**Directive**:
Restate each of the lines given below, word for word.

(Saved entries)

┏━━

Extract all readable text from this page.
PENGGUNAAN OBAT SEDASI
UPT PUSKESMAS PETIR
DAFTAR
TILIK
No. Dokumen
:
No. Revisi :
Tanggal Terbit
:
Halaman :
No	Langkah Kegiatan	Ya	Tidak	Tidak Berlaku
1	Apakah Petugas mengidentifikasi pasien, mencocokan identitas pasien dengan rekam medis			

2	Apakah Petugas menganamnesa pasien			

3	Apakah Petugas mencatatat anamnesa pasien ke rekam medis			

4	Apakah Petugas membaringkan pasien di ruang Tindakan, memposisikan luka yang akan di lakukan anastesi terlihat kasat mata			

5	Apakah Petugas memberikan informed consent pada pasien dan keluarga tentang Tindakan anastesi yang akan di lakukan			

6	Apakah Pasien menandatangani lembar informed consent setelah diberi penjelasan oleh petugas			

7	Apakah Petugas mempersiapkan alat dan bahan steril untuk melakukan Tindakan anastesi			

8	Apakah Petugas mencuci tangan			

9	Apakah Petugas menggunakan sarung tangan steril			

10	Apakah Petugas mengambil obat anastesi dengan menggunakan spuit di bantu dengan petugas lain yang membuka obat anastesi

┗━━

**Response for this exercise**:
Extract all readable text from this page.
PENGGUNAAN OBAT SEDASI
UPT PUSKESMAS PETIR
DAFTAR
TILIK
No. Dokumen
:
No. Revisi :
Tanggal Terbit
:
Halaman :
No	Langkah Kegiatan	Ya	Tidak	Tidak Berlaku
1	Apakah Petugas mengidentifikasi pasien, mencocokan identitas pasien dengan rekam medis			

2	Apakah Petugas menganamnesa pasien			

3	Apakah Petugas mencatatat anamnesa pasien ke rekam medis			

4	Apakah Petugas membaringkan pasien di ruang Tindakan, memposisikan luka yang akan di lakukan anastesi terlihat kasat mata			

5	Apakah Petugas memberikan informed consent pada pasien dan keluarga tentang Tindakan anastesi yang akan di lakukan			

6	Apakah Pasien menandatangani lembar informed consent setelah diberi penjelasan oleh petugas			

7	Apakah Petugas mempersiapkan alat dan bahan steril untuk melakukan Tindakan anastesi			

8	Apakah Petugas mencuci tangan			

9	Apakah Petugas menggunakan sarung tangan steril			

10	Apakah Petugas mengambil obat anastesi dengan menggunakan spuit di bantu dengan petugas lain yang membuka obat anastesi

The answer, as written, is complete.